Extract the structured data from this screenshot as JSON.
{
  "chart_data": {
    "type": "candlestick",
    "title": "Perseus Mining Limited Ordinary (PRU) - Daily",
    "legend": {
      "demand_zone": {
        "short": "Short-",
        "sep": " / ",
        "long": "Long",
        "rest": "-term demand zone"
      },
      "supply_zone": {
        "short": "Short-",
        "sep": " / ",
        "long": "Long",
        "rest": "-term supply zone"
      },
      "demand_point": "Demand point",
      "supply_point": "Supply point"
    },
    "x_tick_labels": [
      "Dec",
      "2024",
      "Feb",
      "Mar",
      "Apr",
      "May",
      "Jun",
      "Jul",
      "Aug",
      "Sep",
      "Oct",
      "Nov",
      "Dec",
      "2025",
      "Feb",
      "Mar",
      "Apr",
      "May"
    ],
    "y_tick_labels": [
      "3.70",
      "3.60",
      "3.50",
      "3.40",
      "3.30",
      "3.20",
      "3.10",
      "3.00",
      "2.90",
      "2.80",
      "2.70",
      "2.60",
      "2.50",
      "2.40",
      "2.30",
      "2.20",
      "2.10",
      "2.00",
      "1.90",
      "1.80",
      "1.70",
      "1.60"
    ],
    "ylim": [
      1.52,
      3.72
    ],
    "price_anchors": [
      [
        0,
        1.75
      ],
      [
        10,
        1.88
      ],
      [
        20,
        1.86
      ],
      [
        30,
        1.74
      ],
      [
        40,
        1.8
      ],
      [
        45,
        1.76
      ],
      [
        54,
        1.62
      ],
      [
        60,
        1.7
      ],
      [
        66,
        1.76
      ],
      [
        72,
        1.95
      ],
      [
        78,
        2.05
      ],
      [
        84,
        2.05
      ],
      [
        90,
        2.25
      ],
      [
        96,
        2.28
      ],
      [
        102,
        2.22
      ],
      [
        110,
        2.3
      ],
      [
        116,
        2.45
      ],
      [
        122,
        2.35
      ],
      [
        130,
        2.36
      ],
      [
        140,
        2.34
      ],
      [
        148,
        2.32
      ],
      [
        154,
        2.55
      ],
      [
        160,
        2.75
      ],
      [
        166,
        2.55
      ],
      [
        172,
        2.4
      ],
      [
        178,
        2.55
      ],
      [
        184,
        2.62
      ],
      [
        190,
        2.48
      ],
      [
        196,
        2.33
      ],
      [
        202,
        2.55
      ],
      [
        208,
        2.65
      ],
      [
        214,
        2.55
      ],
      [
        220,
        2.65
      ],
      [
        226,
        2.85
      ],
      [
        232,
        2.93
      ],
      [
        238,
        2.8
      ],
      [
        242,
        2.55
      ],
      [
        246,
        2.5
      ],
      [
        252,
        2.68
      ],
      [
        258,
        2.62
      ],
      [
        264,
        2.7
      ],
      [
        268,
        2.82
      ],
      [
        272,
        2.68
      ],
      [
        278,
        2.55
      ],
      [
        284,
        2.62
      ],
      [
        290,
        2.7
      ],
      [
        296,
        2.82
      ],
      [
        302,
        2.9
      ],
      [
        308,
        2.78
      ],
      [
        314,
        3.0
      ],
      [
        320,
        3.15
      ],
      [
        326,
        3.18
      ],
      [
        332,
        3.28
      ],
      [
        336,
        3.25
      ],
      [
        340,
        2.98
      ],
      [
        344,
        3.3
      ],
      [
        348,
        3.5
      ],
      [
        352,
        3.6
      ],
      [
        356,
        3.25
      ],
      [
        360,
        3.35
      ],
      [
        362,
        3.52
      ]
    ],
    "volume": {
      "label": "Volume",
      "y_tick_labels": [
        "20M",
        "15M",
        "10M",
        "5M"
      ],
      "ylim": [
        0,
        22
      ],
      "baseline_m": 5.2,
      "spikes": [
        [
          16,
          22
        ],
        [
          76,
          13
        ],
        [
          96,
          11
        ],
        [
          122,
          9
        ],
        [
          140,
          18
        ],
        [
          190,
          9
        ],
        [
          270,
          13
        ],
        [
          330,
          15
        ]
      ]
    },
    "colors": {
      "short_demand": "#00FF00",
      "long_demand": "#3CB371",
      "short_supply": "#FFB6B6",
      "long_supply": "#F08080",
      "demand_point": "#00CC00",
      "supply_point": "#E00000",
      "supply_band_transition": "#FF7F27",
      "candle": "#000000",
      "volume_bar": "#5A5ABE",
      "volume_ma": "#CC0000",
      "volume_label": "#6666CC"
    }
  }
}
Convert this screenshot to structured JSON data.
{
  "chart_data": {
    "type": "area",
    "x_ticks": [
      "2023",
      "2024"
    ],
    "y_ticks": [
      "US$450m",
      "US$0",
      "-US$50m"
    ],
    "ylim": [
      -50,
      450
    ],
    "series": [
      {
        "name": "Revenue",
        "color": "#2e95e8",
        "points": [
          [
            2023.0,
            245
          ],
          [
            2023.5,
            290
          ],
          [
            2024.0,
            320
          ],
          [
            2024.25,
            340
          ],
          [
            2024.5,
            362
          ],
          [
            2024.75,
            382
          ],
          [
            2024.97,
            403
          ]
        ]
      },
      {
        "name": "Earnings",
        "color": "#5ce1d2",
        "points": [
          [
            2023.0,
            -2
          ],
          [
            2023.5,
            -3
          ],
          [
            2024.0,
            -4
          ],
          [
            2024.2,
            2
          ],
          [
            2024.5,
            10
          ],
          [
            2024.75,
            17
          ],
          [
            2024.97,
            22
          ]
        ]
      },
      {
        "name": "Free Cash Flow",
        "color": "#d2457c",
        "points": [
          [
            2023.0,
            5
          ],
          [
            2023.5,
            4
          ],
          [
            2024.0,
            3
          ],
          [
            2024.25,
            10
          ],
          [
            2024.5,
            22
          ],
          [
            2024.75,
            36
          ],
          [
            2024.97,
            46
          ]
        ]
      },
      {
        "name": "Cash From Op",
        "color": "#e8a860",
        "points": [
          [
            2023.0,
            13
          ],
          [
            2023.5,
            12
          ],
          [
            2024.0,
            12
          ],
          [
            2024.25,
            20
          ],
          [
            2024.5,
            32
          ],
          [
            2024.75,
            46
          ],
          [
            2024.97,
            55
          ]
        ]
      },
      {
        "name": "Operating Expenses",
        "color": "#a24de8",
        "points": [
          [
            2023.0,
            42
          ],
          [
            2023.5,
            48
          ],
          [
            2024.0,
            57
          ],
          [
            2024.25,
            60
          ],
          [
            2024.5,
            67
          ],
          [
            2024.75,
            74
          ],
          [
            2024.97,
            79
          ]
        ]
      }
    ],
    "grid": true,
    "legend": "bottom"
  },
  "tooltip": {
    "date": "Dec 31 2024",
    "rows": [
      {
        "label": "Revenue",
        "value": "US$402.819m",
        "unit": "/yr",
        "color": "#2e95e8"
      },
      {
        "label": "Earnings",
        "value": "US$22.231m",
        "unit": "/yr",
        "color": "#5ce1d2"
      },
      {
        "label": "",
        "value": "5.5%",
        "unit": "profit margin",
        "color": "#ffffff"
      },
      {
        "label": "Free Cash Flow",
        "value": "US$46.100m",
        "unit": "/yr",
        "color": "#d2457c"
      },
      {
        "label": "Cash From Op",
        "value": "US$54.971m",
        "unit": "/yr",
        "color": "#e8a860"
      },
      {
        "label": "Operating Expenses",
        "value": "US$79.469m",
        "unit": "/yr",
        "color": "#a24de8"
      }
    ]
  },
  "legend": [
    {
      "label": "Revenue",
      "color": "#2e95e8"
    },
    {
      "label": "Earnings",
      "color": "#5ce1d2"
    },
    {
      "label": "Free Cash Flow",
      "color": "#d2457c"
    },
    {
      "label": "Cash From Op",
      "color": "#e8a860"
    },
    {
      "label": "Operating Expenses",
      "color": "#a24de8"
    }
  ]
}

# [Task]
Return the listing above in full, character for character.

# [Task output]
Extract the structured data from this screenshot as JSON.
{
  "chart_data": {
    "type": "candlestick",
    "title": "Perseus Mining Limited Ordinary (PRU) - Daily",
    "legend": {
      "demand_zone": {
        "short": "Short-",
        "sep": " / ",
        "long": "Long",
        "rest": "-term demand zone"
      },
      "supply_zone": {
        "short": "Short-",
        "sep": " / ",
        "long": "Long",
        "rest": "-term supply zone"
      },
      "demand_point": "Demand point",
      "supply_point": "Supply point"
    },
    "x_tick_labels": [
      "Dec",
      "2024",
      "Feb",
      "Mar",
      "Apr",
      "May",
      "Jun",
      "Jul",
      "Aug",
      "Sep",
      "Oct",
      "Nov",
      "Dec",
      "2025",
      "Feb",
      "Mar",
      "Apr",
      "May"
    ],
    "y_tick_labels": [
      "3.70",
      "3.60",
      "3.50",
      "3.40",
      "3.30",
      "3.20",
      "3.10",
      "3.00",
      "2.90",
      "2.80",
      "2.70",
      "2.60",
      "2.50",
      "2.40",
      "2.30",
      "2.20",
      "2.10",
      "2.00",
      "1.90",
      "1.80",
      "1.70",
      "1.60"
    ],
    "ylim": [
      1.52,
      3.72
    ],
    "price_anchors": [
      [
        0,
        1.75
      ],
      [
        10,
        1.88
      ],
      [
        20,
        1.86
      ],
      [
        30,
        1.74
      ],
      [
        40,
        1.8
      ],
      [
        45,
        1.76
      ],
      [
        54,
        1.62
      ],
      [
        60,
        1.7
      ],
      [
        66,
        1.76
      ],
      [
        72,
        1.95
      ],
      [
        78,
        2.05
      ],
      [
        84,
        2.05
      ],
      [
        90,
        2.25
      ],
      [
        96,
        2.28
      ],
      [
        102,
        2.22
      ],
      [
        110,
        2.3
      ],
      [
        116,
        2.45
      ],
      [
        122,
        2.35
      ],
      [
        130,
        2.36
      ],
      [
        140,
        2.34
      ],
      [
        148,
        2.32
      ],
      [
        154,
        2.55
      ],
      [
        160,
        2.75
      ],
      [
        166,
        2.55
      ],
      [
        172,
        2.4
      ],
      [
        178,
        2.55
      ],
      [
        184,
        2.62
      ],
      [
        190,
        2.48
      ],
      [
        196,
        2.33
      ],
      [
        202,
        2.55
      ],
      [
        208,
        2.65
      ],
      [
        214,
        2.55
      ],
      [
        220,
        2.65
      ],
      [
        226,
        2.85
      ],
      [
        232,
        2.93
      ],
      [
        238,
        2.8
      ],
      [
        242,
        2.55
      ],
      [
        246,
        2.5
      ],
      [
        252,
        2.68
      ],
      [
        258,
        2.62
      ],
      [
        264,
        2.7
      ],
      [
        268,
        2.82
      ],
      [
        272,
        2.68
      ],
      [
        278,
        2.55
      ],
      [
        284,
        2.62
      ],
      [
        290,
        2.7
      ],
      [
        296,
        2.82
      ],
      [
        302,
        2.9
      ],
      [
        308,
        2.78
      ],
      [
        314,
        3.0
      ],
      [
        320,
        3.15
      ],
      [
        326,
        3.18
      ],
      [
        332,
        3.28
      ],
      [
        336,
        3.25
      ],
      [
        340,
        2.98
      ],
      [
        344,
        3.3
      ],
      [
        348,
        3.5
      ],
      [
        352,
        3.6
      ],
      [
        356,
        3.25
      ],
      [
        360,
        3.35
      ],
      [
        362,
        3.52
      ]
    ],
    "volume": {
      "label": "Volume",
      "y_tick_labels": [
        "20M",
        "15M",
        "10M",
        "5M"
      ],
      "ylim": [
        0,
        22
      ],
      "baseline_m": 5.2,
      "spikes": [
        [
          16,
          22
        ],
        [
          76,
          13
        ],
        [
          96,
          11
        ],
        [
          122,
          9
        ],
        [
          140,
          18
        ],
        [
          190,
          9
        ],
        [
          270,
          13
        ],
        [
          330,
          15
        ]
      ]
    },
    "colors": {
      "short_demand": "#00FF00",
      "long_demand": "#3CB371",
      "short_supply": "#FFB6B6",
      "long_supply": "#F08080",
      "demand_point": "#00CC00",
      "supply_point": "#E00000",
      "supply_band_transition": "#FF7F27",
      "candle": "#000000",
      "volume_bar": "#5A5ABE",
      "volume_ma": "#CC0000",
      "volume_label": "#6666CC"
    }
  }
}
Convert this screenshot to structured JSON data.
{
  "chart_data": {
    "type": "area",
    "x_ticks": [
      "2023",
      "2024"
    ],
    "y_ticks": [
      "US$450m",
      "US$0",
      "-US$50m"
    ],
    "ylim": [
      -50,
      450
    ],
    "series": [
      {
        "name": "Revenue",
        "color": "#2e95e8",
        "points": [
          [
            2023.0,
            245
          ],
          [
            2023.5,
            290
          ],
          [
            2024.0,
            320
          ],
          [
            2024.25,
            340
          ],
          [
            2024.5,
            362
          ],
          [
            2024.75,
            382
          ],
          [
            2024.97,
            403
          ]
        ]
      },
      {
        "name": "Earnings",
        "color": "#5ce1d2",
        "points": [
          [
            2023.0,
            -2
          ],
          [
            2023.5,
            -3
          ],
          [
            2024.0,
            -4
          ],
          [
            2024.2,
            2
          ],
          [
            2024.5,
            10
          ],
          [
            2024.75,
            17
          ],
          [
            2024.97,
            22
          ]
        ]
      },
      {
        "name": "Free Cash Flow",
        "color": "#d2457c",
        "points": [
          [
            2023.0,
            5
          ],
          [
            2023.5,
            4
          ],
          [
            2024.0,
            3
          ],
          [
            2024.25,
            10
          ],
          [
            2024.5,
            22
          ],
          [
            2024.75,
            36
          ],
          [
            2024.97,
            46
          ]
        ]
      },
      {
        "name": "Cash From Op",
        "color": "#e8a860",
        "points": [
          [
            2023.0,
            13
          ],
          [
            2023.5,
            12
          ],
          [
            2024.0,
            12
          ],
          [
            2024.25,
            20
          ],
          [
            2024.5,
            32
          ],
          [
            2024.75,
            46
          ],
          [
            2024.97,
            55
          ]
        ]
      },
      {
        "name": "Operating Expenses",
        "color": "#a24de8",
        "points": [
          [
            2023.0,
            42
          ],
          [
            2023.5,
            48
          ],
          [
            2024.0,
            57
          ],
          [
            2024.25,
            60
          ],
          [
            2024.5,
            67
          ],
          [
            2024.75,
            74
          ],
          [
            2024.97,
            79
          ]
        ]
      }
    ],
    "grid": true,
    "legend": "bottom"
  },
  "tooltip": {
    "date": "Dec 31 2024",
    "rows": [
      {
        "label": "Revenue",
        "value": "US$402.819m",
        "unit": "/yr",
        "color": "#2e95e8"
      },
      {
        "label": "Earnings",
        "value": "US$22.231m",
        "unit": "/yr",
        "color": "#5ce1d2"
      },
      {
        "label": "",
        "value": "5.5%",
        "unit": "profit margin",
        "color": "#ffffff"
      },
      {
        "label": "Free Cash Flow",
        "value": "US$46.100m",
        "unit": "/yr",
        "color": "#d2457c"
      },
      {
        "label": "Cash From Op",
        "value": "US$54.971m",
        "unit": "/yr",
        "color": "#e8a860"
      },
      {
        "label": "Operating Expenses",
        "value": "US$79.469m",
        "unit": "/yr",
        "color": "#a24de8"
      }
    ]
  },
  "legend": [
    {
      "label": "Revenue",
      "color": "#2e95e8"
    },
    {
      "label": "Earnings",
      "color": "#5ce1d2"
    },
    {
      "label": "Free Cash Flow",
      "color": "#d2457c"
    },
    {
      "label": "Cash From Op",
      "color": "#e8a860"
    },
    {
      "label": "Operating Expenses",
      "color": "#a24de8"
    }
  ]
}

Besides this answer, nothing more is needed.